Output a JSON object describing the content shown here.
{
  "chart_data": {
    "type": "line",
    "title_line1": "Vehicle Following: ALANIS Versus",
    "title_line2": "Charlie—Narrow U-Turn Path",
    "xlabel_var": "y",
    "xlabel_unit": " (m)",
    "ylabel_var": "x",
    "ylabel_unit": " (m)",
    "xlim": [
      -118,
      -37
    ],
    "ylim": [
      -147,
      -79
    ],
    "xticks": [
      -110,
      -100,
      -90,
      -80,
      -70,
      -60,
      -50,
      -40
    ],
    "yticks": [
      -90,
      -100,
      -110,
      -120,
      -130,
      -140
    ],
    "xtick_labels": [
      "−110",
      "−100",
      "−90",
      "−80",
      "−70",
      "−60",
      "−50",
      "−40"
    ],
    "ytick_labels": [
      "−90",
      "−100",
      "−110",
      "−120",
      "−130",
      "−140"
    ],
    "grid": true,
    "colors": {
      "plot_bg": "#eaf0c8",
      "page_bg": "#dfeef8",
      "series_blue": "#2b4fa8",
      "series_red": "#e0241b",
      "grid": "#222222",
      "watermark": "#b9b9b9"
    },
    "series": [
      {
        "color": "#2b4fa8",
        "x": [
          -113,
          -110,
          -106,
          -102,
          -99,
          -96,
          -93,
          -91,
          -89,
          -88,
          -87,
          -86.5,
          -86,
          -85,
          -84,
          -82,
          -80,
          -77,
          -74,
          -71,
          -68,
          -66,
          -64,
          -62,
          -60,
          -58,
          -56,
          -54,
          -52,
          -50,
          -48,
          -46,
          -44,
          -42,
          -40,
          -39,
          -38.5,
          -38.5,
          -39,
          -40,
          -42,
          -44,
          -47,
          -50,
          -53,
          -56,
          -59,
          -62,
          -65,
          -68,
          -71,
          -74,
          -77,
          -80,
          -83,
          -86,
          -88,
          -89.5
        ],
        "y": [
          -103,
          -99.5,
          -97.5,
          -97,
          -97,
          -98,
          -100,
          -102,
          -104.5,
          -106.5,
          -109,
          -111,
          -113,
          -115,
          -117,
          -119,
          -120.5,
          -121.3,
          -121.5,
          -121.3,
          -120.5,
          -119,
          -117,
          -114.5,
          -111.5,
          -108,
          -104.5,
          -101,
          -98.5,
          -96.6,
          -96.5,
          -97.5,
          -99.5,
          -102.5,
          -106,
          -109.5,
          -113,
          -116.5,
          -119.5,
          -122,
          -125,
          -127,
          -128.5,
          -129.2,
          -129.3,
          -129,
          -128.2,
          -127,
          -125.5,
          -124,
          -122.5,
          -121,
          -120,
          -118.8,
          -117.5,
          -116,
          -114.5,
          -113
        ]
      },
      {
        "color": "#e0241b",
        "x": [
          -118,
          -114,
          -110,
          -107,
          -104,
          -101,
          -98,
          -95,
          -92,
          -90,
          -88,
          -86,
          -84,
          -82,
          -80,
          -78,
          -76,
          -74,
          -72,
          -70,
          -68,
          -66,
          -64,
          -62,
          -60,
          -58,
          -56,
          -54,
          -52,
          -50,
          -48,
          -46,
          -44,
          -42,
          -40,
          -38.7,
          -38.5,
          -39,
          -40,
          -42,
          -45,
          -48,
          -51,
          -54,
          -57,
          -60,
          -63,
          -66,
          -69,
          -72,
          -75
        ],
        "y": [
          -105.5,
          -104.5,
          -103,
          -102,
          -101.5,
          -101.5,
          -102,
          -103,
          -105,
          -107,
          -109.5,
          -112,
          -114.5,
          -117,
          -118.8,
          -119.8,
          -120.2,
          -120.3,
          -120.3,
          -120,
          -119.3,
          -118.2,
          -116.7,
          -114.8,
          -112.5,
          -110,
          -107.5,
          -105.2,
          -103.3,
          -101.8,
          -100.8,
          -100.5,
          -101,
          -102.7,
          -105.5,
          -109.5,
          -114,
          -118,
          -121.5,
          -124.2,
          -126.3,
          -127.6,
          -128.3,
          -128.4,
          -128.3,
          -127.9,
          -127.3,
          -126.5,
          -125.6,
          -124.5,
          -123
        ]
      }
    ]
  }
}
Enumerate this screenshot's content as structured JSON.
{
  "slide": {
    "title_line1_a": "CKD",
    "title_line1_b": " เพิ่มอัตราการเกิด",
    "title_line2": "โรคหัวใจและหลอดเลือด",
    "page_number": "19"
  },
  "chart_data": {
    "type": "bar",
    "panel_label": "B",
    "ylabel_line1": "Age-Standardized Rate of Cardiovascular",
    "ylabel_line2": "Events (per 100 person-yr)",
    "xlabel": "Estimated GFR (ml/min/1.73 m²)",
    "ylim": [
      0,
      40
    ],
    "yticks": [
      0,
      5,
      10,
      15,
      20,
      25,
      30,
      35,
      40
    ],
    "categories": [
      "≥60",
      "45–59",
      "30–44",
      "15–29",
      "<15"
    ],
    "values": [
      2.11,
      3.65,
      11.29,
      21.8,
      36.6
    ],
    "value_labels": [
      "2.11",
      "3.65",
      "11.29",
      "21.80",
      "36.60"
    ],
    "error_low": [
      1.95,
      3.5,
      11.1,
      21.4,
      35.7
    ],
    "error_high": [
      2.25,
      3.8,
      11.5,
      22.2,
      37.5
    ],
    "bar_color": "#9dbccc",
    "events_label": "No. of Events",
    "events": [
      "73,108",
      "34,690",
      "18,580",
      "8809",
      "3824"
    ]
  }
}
----
→ **Set problem**
Your task is to reproduce the whole listing exactly.

→ **Finished task**
Output a JSON object describing the content shown here.
{
  "chart_data": {
    "type": "line",
    "title_line1": "Vehicle Following: ALANIS Versus",
    "title_line2": "Charlie—Narrow U-Turn Path",
    "xlabel_var": "y",
    "xlabel_unit": " (m)",
    "ylabel_var": "x",
    "ylabel_unit": " (m)",
    "xlim": [
      -118,
      -37
    ],
    "ylim": [
      -147,
      -79
    ],
    "xticks": [
      -110,
      -100,
      -90,
      -80,
      -70,
      -60,
      -50,
      -40
    ],
    "yticks": [
      -90,
      -100,
      -110,
      -120,
      -130,
      -140
    ],
    "xtick_labels": [
      "−110",
      "−100",
      "−90",
      "−80",
      "−70",
      "−60",
      "−50",
      "−40"
    ],
    "ytick_labels": [
      "−90",
      "−100",
      "−110",
      "−120",
      "−130",
      "−140"
    ],
    "grid": true,
    "colors": {
      "plot_bg": "#eaf0c8",
      "page_bg": "#dfeef8",
      "series_blue": "#2b4fa8",
      "series_red": "#e0241b",
      "grid": "#222222",
      "watermark": "#b9b9b9"
    },
    "series": [
      {
        "color": "#2b4fa8",
        "x": [
          -113,
          -110,
          -106,
          -102,
          -99,
          -96,
          -93,
          -91,
          -89,
          -88,
          -87,
          -86.5,
          -86,
          -85,
          -84,
          -82,
          -80,
          -77,
          -74,
          -71,
          -68,
          -66,
          -64,
          -62,
          -60,
          -58,
          -56,
          -54,
          -52,
          -50,
          -48,
          -46,
          -44,
          -42,
          -40,
          -39,
          -38.5,
          -38.5,
          -39,
          -40,
          -42,
          -44,
          -47,
          -50,
          -53,
          -56,
          -59,
          -62,
          -65,
          -68,
          -71,
          -74,
          -77,
          -80,
          -83,
          -86,
          -88,
          -89.5
        ],
        "y": [
          -103,
          -99.5,
          -97.5,
          -97,
          -97,
          -98,
          -100,
          -102,
          -104.5,
          -106.5,
          -109,
          -111,
          -113,
          -115,
          -117,
          -119,
          -120.5,
          -121.3,
          -121.5,
          -121.3,
          -120.5,
          -119,
          -117,
          -114.5,
          -111.5,
          -108,
          -104.5,
          -101,
          -98.5,
          -96.6,
          -96.5,
          -97.5,
          -99.5,
          -102.5,
          -106,
          -109.5,
          -113,
          -116.5,
          -119.5,
          -122,
          -125,
          -127,
          -128.5,
          -129.2,
          -129.3,
          -129,
          -128.2,
          -127,
          -125.5,
          -124,
          -122.5,
          -121,
          -120,
          -118.8,
          -117.5,
          -116,
          -114.5,
          -113
        ]
      },
      {
        "color": "#e0241b",
        "x": [
          -118,
          -114,
          -110,
          -107,
          -104,
          -101,
          -98,
          -95,
          -92,
          -90,
          -88,
          -86,
          -84,
          -82,
          -80,
          -78,
          -76,
          -74,
          -72,
          -70,
          -68,
          -66,
          -64,
          -62,
          -60,
          -58,
          -56,
          -54,
          -52,
          -50,
          -48,
          -46,
          -44,
          -42,
          -40,
          -38.7,
          -38.5,
          -39,
          -40,
          -42,
          -45,
          -48,
          -51,
          -54,
          -57,
          -60,
          -63,
          -66,
          -69,
          -72,
          -75
        ],
        "y": [
          -105.5,
          -104.5,
          -103,
          -102,
          -101.5,
          -101.5,
          -102,
          -103,
          -105,
          -107,
          -109.5,
          -112,
          -114.5,
          -117,
          -118.8,
          -119.8,
          -120.2,
          -120.3,
          -120.3,
          -120,
          -119.3,
          -118.2,
          -116.7,
          -114.8,
          -112.5,
          -110,
          -107.5,
          -105.2,
          -103.3,
          -101.8,
          -100.8,
          -100.5,
          -101,
          -102.7,
          -105.5,
          -109.5,
          -114,
          -118,
          -121.5,
          -124.2,
          -126.3,
          -127.6,
          -128.3,
          -128.4,
          -128.3,
          -127.9,
          -127.3,
          -126.5,
          -125.6,
          -124.5,
          -123
        ]
      }
    ]
  }
}
Enumerate this screenshot's content as structured JSON.
{
  "slide": {
    "title_line1_a": "CKD",
    "title_line1_b": " เพิ่มอัตราการเกิด",
    "title_line2": "โรคหัวใจและหลอดเลือด",
    "page_number": "19"
  },
  "chart_data": {
    "type": "bar",
    "panel_label": "B",
    "ylabel_line1": "Age-Standardized Rate of Cardiovascular",
    "ylabel_line2": "Events (per 100 person-yr)",
    "xlabel": "Estimated GFR (ml/min/1.73 m²)",
    "ylim": [
      0,
      40
    ],
    "yticks": [
      0,
      5,
      10,
      15,
      20,
      25,
      30,
      35,
      40
    ],
    "categories": [
      "≥60",
      "45–59",
      "30–44",
      "15–29",
      "<15"
    ],
    "values": [
      2.11,
      3.65,
      11.29,
      21.8,
      36.6
    ],
    "value_labels": [
      "2.11",
      "3.65",
      "11.29",
      "21.80",
      "36.60"
    ],
    "error_low": [
      1.95,
      3.5,
      11.1,
      21.4,
      35.7
    ],
    "error_high": [
      2.25,
      3.8,
      11.5,
      22.2,
      37.5
    ],
    "bar_color": "#9dbccc",
    "events_label": "No. of Events",
    "events": [
      "73,108",
      "34,690",
      "18,580",
      "8809",
      "3824"
    ]
  }
}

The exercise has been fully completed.